[Dataset items]
»»
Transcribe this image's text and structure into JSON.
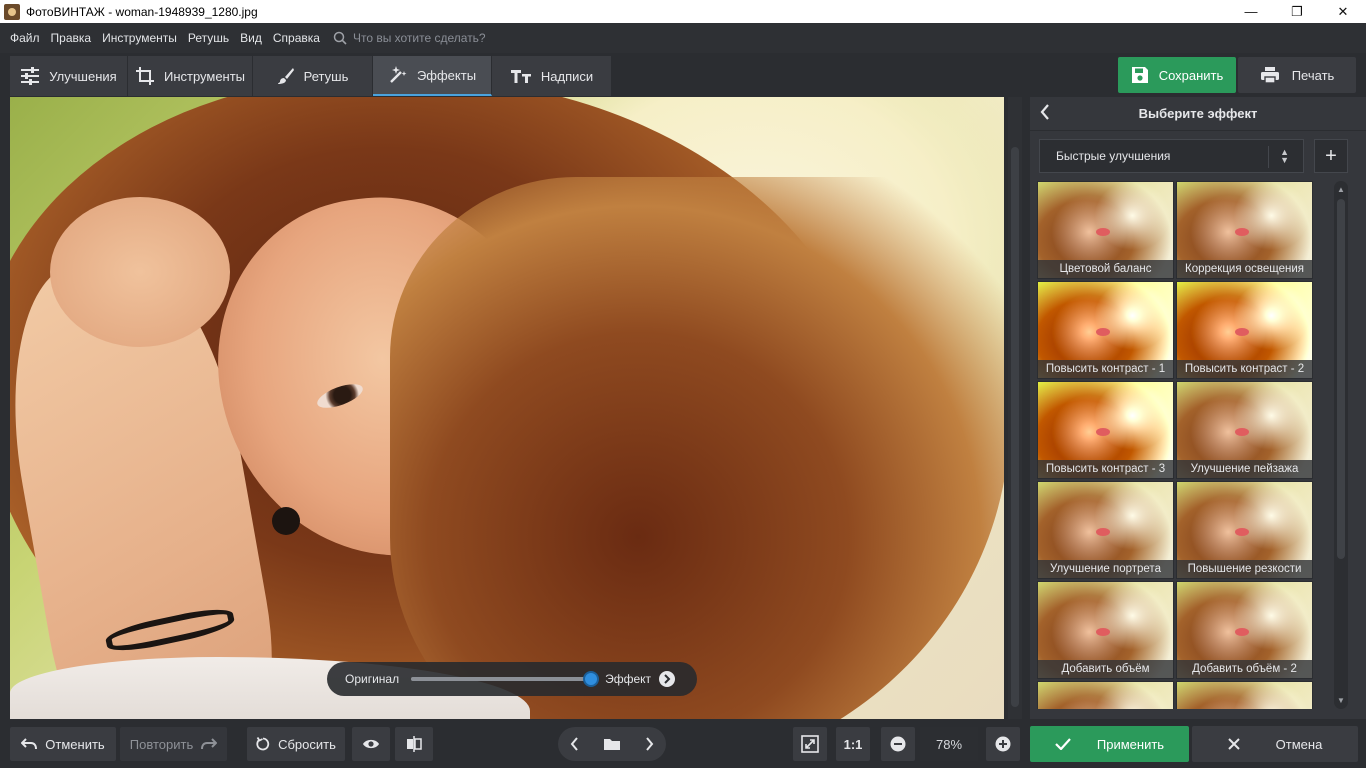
{
  "window": {
    "title": "ФотоВИНТАЖ - woman-1948939_1280.jpg",
    "minimize": "—",
    "maximize": "❐",
    "close": "✕"
  },
  "menu": {
    "items": [
      "Файл",
      "Правка",
      "Инструменты",
      "Ретушь",
      "Вид",
      "Справка"
    ],
    "search_placeholder": "Что вы хотите сделать?"
  },
  "tabs": [
    {
      "label": "Улучшения",
      "icon": "sliders-icon"
    },
    {
      "label": "Инструменты",
      "icon": "crop-icon"
    },
    {
      "label": "Ретушь",
      "icon": "brush-icon"
    },
    {
      "label": "Эффекты",
      "icon": "magic-wand-icon",
      "active": true
    },
    {
      "label": "Надписи",
      "icon": "text-icon"
    }
  ],
  "actions": {
    "save_label": "Сохранить",
    "print_label": "Печать"
  },
  "compare": {
    "original_label": "Оригинал",
    "effect_label": "Эффект",
    "position": 0.98
  },
  "panel": {
    "title": "Выберите эффект",
    "category": "Быстрые улучшения",
    "effects": [
      "Цветовой баланс",
      "Коррекция освещения",
      "Повысить контраст - 1",
      "Повысить контраст - 2",
      "Повысить контраст - 3",
      "Улучшение пейзажа",
      "Улучшение портрета",
      "Повышение резкости",
      "Добавить объём",
      "Добавить объём - 2",
      "",
      ""
    ]
  },
  "bottom": {
    "undo_label": "Отменить",
    "redo_label": "Повторить",
    "reset_label": "Сбросить",
    "ratio_label": "1:1",
    "zoom": "78%",
    "apply_label": "Применить",
    "cancel_label": "Отмена"
  },
  "colors": {
    "accent_green": "#2b9a5b",
    "accent_blue": "#2f8ede",
    "panel_bg": "#35373c",
    "app_bg": "#2b2d31"
  }
}
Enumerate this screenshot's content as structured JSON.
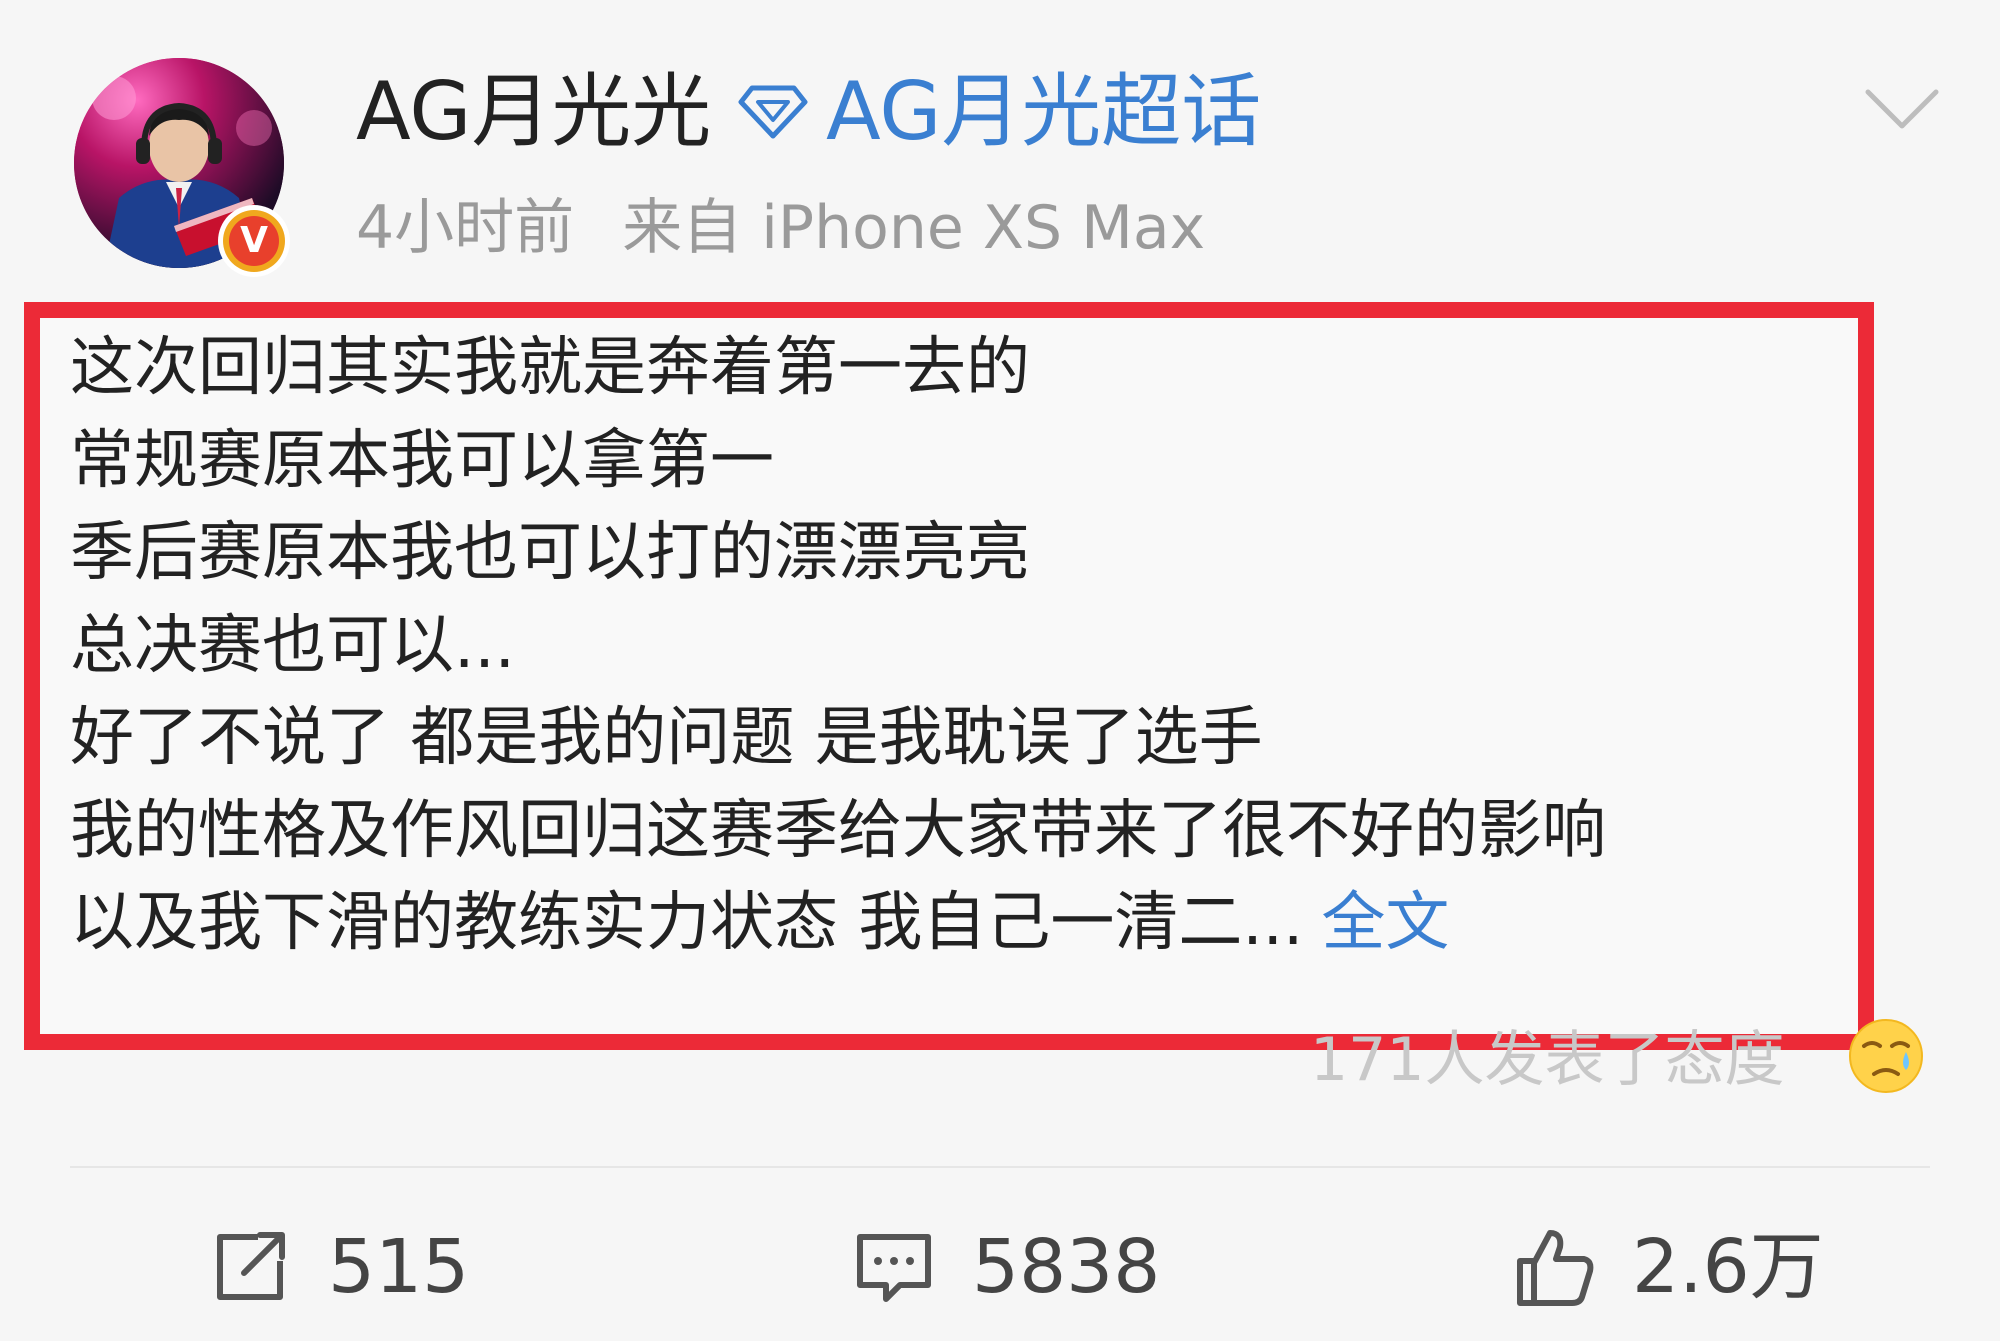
{
  "header": {
    "username": "AG月光光",
    "supertopic_label": "AG月光超话",
    "time": "4小时前",
    "source": "来自 iPhone XS Max",
    "verified_mark": "V"
  },
  "post": {
    "lines": [
      "这次回归其实我就是奔着第一去的",
      "常规赛原本我可以拿第一",
      "季后赛原本我也可以打的漂漂亮亮",
      "总决赛也可以...",
      "好了不说了 都是我的问题 是我耽误了选手",
      "我的性格及作风回归这赛季给大家带来了很不好的影响",
      "以及我下滑的教练实力状态 我自己一清二..."
    ],
    "full_text_link": "全文"
  },
  "attitude": {
    "text": "171人发表了态度",
    "emoji_icon": "sad-crying-face-icon"
  },
  "actions": {
    "repost_count": "515",
    "comment_count": "5838",
    "like_count": "2.6万"
  },
  "colors": {
    "highlight_border": "#ec2a37",
    "link_blue": "#3a7fd1",
    "meta_gray": "#9a9a9a",
    "background": "#f6f6f6"
  }
}
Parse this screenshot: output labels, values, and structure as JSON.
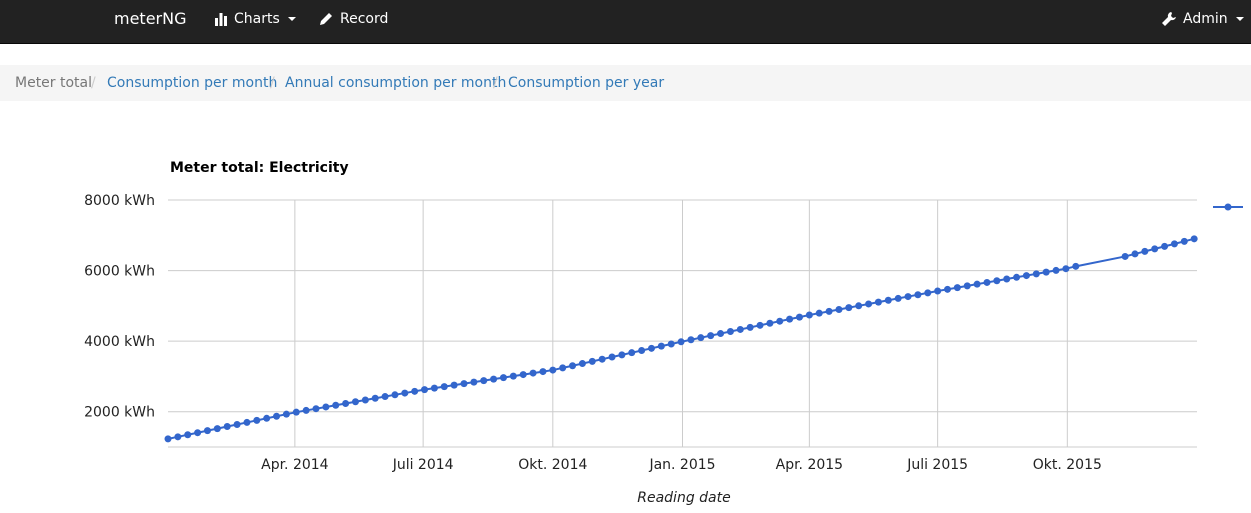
{
  "navbar": {
    "brand": "meterNG",
    "charts_label": "Charts",
    "record_label": "Record",
    "admin_label": "Admin"
  },
  "breadcrumb": {
    "items": [
      "Meter total",
      "Consumption per month",
      "Annual consumption per month",
      "Consumption per year"
    ],
    "separator": "/"
  },
  "colors": {
    "series": "#3366cc",
    "navbar": "#222222",
    "link": "#337ab7"
  },
  "chart_data": {
    "type": "line",
    "title": "Meter total: Electricity",
    "xlabel": "Reading date",
    "ylabel": "",
    "y_unit": "kWh",
    "ylim": [
      1000,
      8000
    ],
    "yticks": [
      2000,
      4000,
      6000,
      8000
    ],
    "ytick_labels": [
      "2000 kWh",
      "4000 kWh",
      "6000 kWh",
      "8000 kWh"
    ],
    "xlim": [
      "2014-01-01",
      "2016-01-01"
    ],
    "xticks": [
      "2014-04-01",
      "2014-07-01",
      "2014-10-01",
      "2015-01-01",
      "2015-04-01",
      "2015-07-01",
      "2015-10-01"
    ],
    "xtick_labels": [
      "Apr. 2014",
      "Juli 2014",
      "Okt. 2014",
      "Jan. 2015",
      "Apr. 2015",
      "Juli 2015",
      "Okt. 2015"
    ],
    "grid": true,
    "legend": "right",
    "series": [
      {
        "x": [
          "2014-01-01",
          "2014-04-01",
          "2014-07-01",
          "2014-10-01",
          "2015-01-01",
          "2015-04-01",
          "2015-07-01",
          "2015-10-01",
          "2015-10-08",
          "2015-11-08",
          "2016-01-01"
        ],
        "y": [
          1230,
          1980,
          2620,
          3180,
          3990,
          4740,
          5420,
          6060,
          6130,
          6370,
          6920
        ],
        "points_per_week": true
      }
    ]
  }
}
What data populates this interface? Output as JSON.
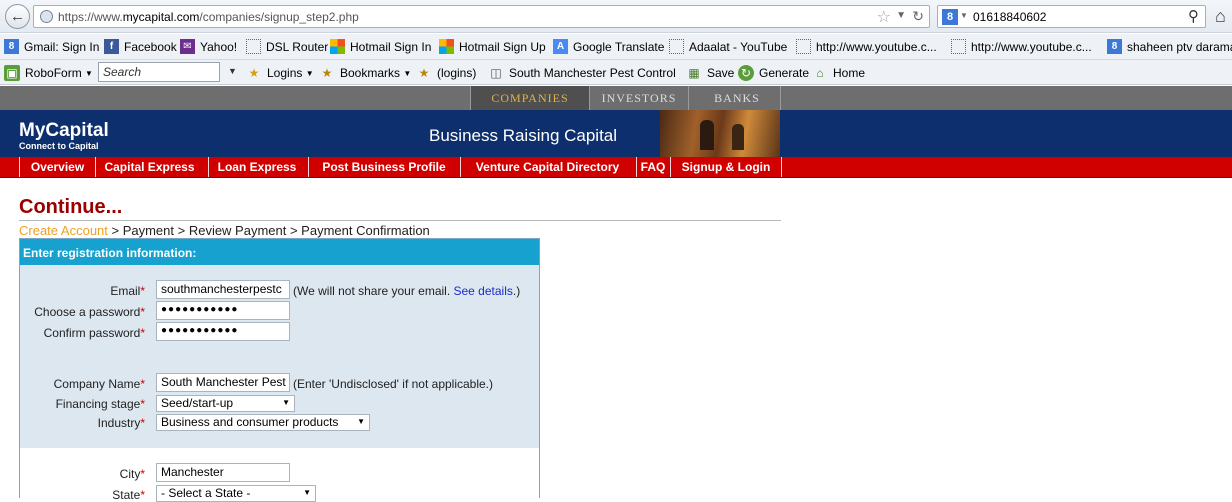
{
  "browser": {
    "url_prefix": "https://www.",
    "url_domain": "mycapital.com",
    "url_path": "/companies/signup_step2.php",
    "search_query": "01618840602",
    "bookmarks": [
      {
        "label": "Gmail: Sign In",
        "icon": "google-icon"
      },
      {
        "label": "Facebook",
        "icon": "facebook-icon"
      },
      {
        "label": "Yahoo!",
        "icon": "yahoo-icon"
      },
      {
        "label": "DSL Router",
        "icon": "blank-page-icon"
      },
      {
        "label": "Hotmail Sign In",
        "icon": "windows-icon"
      },
      {
        "label": "Hotmail Sign Up",
        "icon": "windows-icon"
      },
      {
        "label": "Google Translate",
        "icon": "translate-icon"
      },
      {
        "label": "Adaalat - YouTube",
        "icon": "blank-page-icon"
      },
      {
        "label": "http://www.youtube.c...",
        "icon": "blank-page-icon"
      },
      {
        "label": "http://www.youtube.c...",
        "icon": "blank-page-icon"
      },
      {
        "label": "shaheen ptv darama",
        "icon": "google-icon"
      }
    ],
    "toolbar": {
      "roboform": "RoboForm",
      "search_placeholder": "Search",
      "logins": "Logins",
      "bookmarks": "Bookmarks",
      "logins_paren": "(logins)",
      "site_name": "South Manchester Pest Control",
      "save": "Save",
      "generate": "Generate",
      "home": "Home"
    }
  },
  "site": {
    "top_tabs": [
      "COMPANIES",
      "INVESTORS",
      "BANKS"
    ],
    "logo_title": "MyCapital",
    "logo_tagline": "Connect to Capital",
    "banner_title": "Business Raising Capital",
    "nav": [
      "Overview",
      "Capital Express",
      "Loan Express",
      "Post Business Profile",
      "Venture Capital Directory",
      "FAQ",
      "Signup & Login"
    ],
    "heading": "Continue...",
    "steps": {
      "current": "Create Account",
      "rest": " > Payment > Review Payment > Payment Confirmation"
    },
    "form": {
      "header": "Enter registration information:",
      "email_label": "Email",
      "email_value": "southmanchesterpestc",
      "email_note": "(We will not share your email. ",
      "email_link": "See details",
      "email_note_end": ".)",
      "password_label": "Choose a password",
      "password_value": "●●●●●●●●●●●",
      "confirm_label": "Confirm password",
      "confirm_value": "●●●●●●●●●●●",
      "company_label": "Company Name",
      "company_value": "South Manchester Pest",
      "company_note": "(Enter 'Undisclosed' if not applicable.)",
      "stage_label": "Financing stage",
      "stage_value": "Seed/start-up",
      "industry_label": "Industry",
      "industry_value": "Business and consumer products",
      "city_label": "City",
      "city_value": "Manchester",
      "state_label": "State",
      "state_value": "- Select a State -",
      "required_mark": "*"
    }
  },
  "colors": {
    "banner_blue": "#0d2f6e",
    "nav_red": "#d00000",
    "heading_red": "#990000",
    "step_orange": "#f0a020",
    "panel_header": "#16a1cf",
    "section_bg": "#dde7f0"
  }
}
««
**WHAT IS REQUIRED**. Strip the images and reproduce the remaining records precisely.

**RESPONSE**.
Transcribe this image's text and structure into JSON.
{
  "window": {
    "title": "ФотоВИНТАЖ - woman-1948939_1280.jpg",
    "minimize": "—",
    "maximize": "❐",
    "close": "✕"
  },
  "menu": {
    "items": [
      "Файл",
      "Правка",
      "Инструменты",
      "Ретушь",
      "Вид",
      "Справка"
    ],
    "search_placeholder": "Что вы хотите сделать?"
  },
  "tabs": [
    {
      "label": "Улучшения",
      "icon": "sliders-icon"
    },
    {
      "label": "Инструменты",
      "icon": "crop-icon"
    },
    {
      "label": "Ретушь",
      "icon": "brush-icon"
    },
    {
      "label": "Эффекты",
      "icon": "magic-wand-icon",
      "active": true
    },
    {
      "label": "Надписи",
      "icon": "text-icon"
    }
  ],
  "actions": {
    "save_label": "Сохранить",
    "print_label": "Печать"
  },
  "compare": {
    "original_label": "Оригинал",
    "effect_label": "Эффект",
    "position": 0.98
  },
  "panel": {
    "title": "Выберите эффект",
    "category": "Быстрые улучшения",
    "effects": [
      "Цветовой баланс",
      "Коррекция освещения",
      "Повысить контраст - 1",
      "Повысить контраст - 2",
      "Повысить контраст - 3",
      "Улучшение пейзажа",
      "Улучшение портрета",
      "Повышение резкости",
      "Добавить объём",
      "Добавить объём - 2",
      "",
      ""
    ]
  },
  "bottom": {
    "undo_label": "Отменить",
    "redo_label": "Повторить",
    "reset_label": "Сбросить",
    "ratio_label": "1:1",
    "zoom": "78%",
    "apply_label": "Применить",
    "cancel_label": "Отмена"
  },
  "colors": {
    "accent_green": "#2b9a5b",
    "accent_blue": "#2f8ede",
    "panel_bg": "#35373c",
    "app_bg": "#2b2d31"
  }
}
Enumerate this screenshot's content as structured JSON.
{
  "header": {
    "username": "AG月光光",
    "supertopic_label": "AG月光超话",
    "time": "4小时前",
    "source": "来自 iPhone XS Max",
    "verified_mark": "V"
  },
  "post": {
    "lines": [
      "这次回归其实我就是奔着第一去的",
      "常规赛原本我可以拿第一",
      "季后赛原本我也可以打的漂漂亮亮",
      "总决赛也可以...",
      "好了不说了 都是我的问题 是我耽误了选手",
      "我的性格及作风回归这赛季给大家带来了很不好的影响",
      "以及我下滑的教练实力状态 我自己一清二..."
    ],
    "full_text_link": "全文"
  },
  "attitude": {
    "text": "171人发表了态度",
    "emoji_icon": "sad-crying-face-icon"
  },
  "actions": {
    "repost_count": "515",
    "comment_count": "5838",
    "like_count": "2.6万"
  },
  "colors": {
    "highlight_border": "#ec2a37",
    "link_blue": "#3a7fd1",
    "meta_gray": "#9a9a9a",
    "background": "#f6f6f6"
  }
}
Parse this screenshot: output labels, values, and structure as JSON.
{
  "navbar": {
    "brand": "meterNG",
    "charts_label": "Charts",
    "record_label": "Record",
    "admin_label": "Admin"
  },
  "breadcrumb": {
    "items": [
      "Meter total",
      "Consumption per month",
      "Annual consumption per month",
      "Consumption per year"
    ],
    "separator": "/"
  },
  "colors": {
    "series": "#3366cc",
    "navbar": "#222222",
    "link": "#337ab7"
  },
  "chart_data": {
    "type": "line",
    "title": "Meter total: Electricity",
    "xlabel": "Reading date",
    "ylabel": "",
    "y_unit": "kWh",
    "ylim": [
      1000,
      8000
    ],
    "yticks": [
      2000,
      4000,
      6000,
      8000
    ],
    "ytick_labels": [
      "2000 kWh",
      "4000 kWh",
      "6000 kWh",
      "8000 kWh"
    ],
    "xlim": [
      "2014-01-01",
      "2016-01-01"
    ],
    "xticks": [
      "2014-04-01",
      "2014-07-01",
      "2014-10-01",
      "2015-01-01",
      "2015-04-01",
      "2015-07-01",
      "2015-10-01"
    ],
    "xtick_labels": [
      "Apr. 2014",
      "Juli 2014",
      "Okt. 2014",
      "Jan. 2015",
      "Apr. 2015",
      "Juli 2015",
      "Okt. 2015"
    ],
    "grid": true,
    "legend": "right",
    "series": [
      {
        "x": [
          "2014-01-01",
          "2014-04-01",
          "2014-07-01",
          "2014-10-01",
          "2015-01-01",
          "2015-04-01",
          "2015-07-01",
          "2015-10-01",
          "2015-10-08",
          "2015-11-08",
          "2016-01-01"
        ],
        "y": [
          1230,
          1980,
          2620,
          3180,
          3990,
          4740,
          5420,
          6060,
          6130,
          6370,
          6920
        ],
        "points_per_week": true
      }
    ]
  }
}
What data populates this interface? Output as JSON.
{
  "browser": {
    "url_prefix": "https://www.",
    "url_domain": "mycapital.com",
    "url_path": "/companies/signup_step2.php",
    "search_query": "01618840602",
    "bookmarks": [
      {
        "label": "Gmail: Sign In",
        "icon": "google-icon"
      },
      {
        "label": "Facebook",
        "icon": "facebook-icon"
      },
      {
        "label": "Yahoo!",
        "icon": "yahoo-icon"
      },
      {
        "label": "DSL Router",
        "icon": "blank-page-icon"
      },
      {
        "label": "Hotmail Sign In",
        "icon": "windows-icon"
      },
      {
        "label": "Hotmail Sign Up",
        "icon": "windows-icon"
      },
      {
        "label": "Google Translate",
        "icon": "translate-icon"
      },
      {
        "label": "Adaalat - YouTube",
        "icon": "blank-page-icon"
      },
      {
        "label": "http://www.youtube.c...",
        "icon": "blank-page-icon"
      },
      {
        "label": "http://www.youtube.c...",
        "icon": "blank-page-icon"
      },
      {
        "label": "shaheen ptv darama",
        "icon": "google-icon"
      }
    ],
    "toolbar": {
      "roboform": "RoboForm",
      "search_placeholder": "Search",
      "logins": "Logins",
      "bookmarks": "Bookmarks",
      "logins_paren": "(logins)",
      "site_name": "South Manchester Pest Control",
      "save": "Save",
      "generate": "Generate",
      "home": "Home"
    }
  },
  "site": {
    "top_tabs": [
      "COMPANIES",
      "INVESTORS",
      "BANKS"
    ],
    "logo_title": "MyCapital",
    "logo_tagline": "Connect to Capital",
    "banner_title": "Business Raising Capital",
    "nav": [
      "Overview",
      "Capital Express",
      "Loan Express",
      "Post Business Profile",
      "Venture Capital Directory",
      "FAQ",
      "Signup & Login"
    ],
    "heading": "Continue...",
    "steps": {
      "current": "Create Account",
      "rest": " > Payment > Review Payment > Payment Confirmation"
    },
    "form": {
      "header": "Enter registration information:",
      "email_label": "Email",
      "email_value": "southmanchesterpestc",
      "email_note": "(We will not share your email. ",
      "email_link": "See details",
      "email_note_end": ".)",
      "password_label": "Choose a password",
      "password_value": "●●●●●●●●●●●",
      "confirm_label": "Confirm password",
      "confirm_value": "●●●●●●●●●●●",
      "company_label": "Company Name",
      "company_value": "South Manchester Pest",
      "company_note": "(Enter 'Undisclosed' if not applicable.)",
      "stage_label": "Financing stage",
      "stage_value": "Seed/start-up",
      "industry_label": "Industry",
      "industry_value": "Business and consumer products",
      "city_label": "City",
      "city_value": "Manchester",
      "state_label": "State",
      "state_value": "- Select a State -",
      "required_mark": "*"
    }
  },
  "colors": {
    "banner_blue": "#0d2f6e",
    "nav_red": "#d00000",
    "heading_red": "#990000",
    "step_orange": "#f0a020",
    "panel_header": "#16a1cf",
    "section_bg": "#dde7f0"
  }
}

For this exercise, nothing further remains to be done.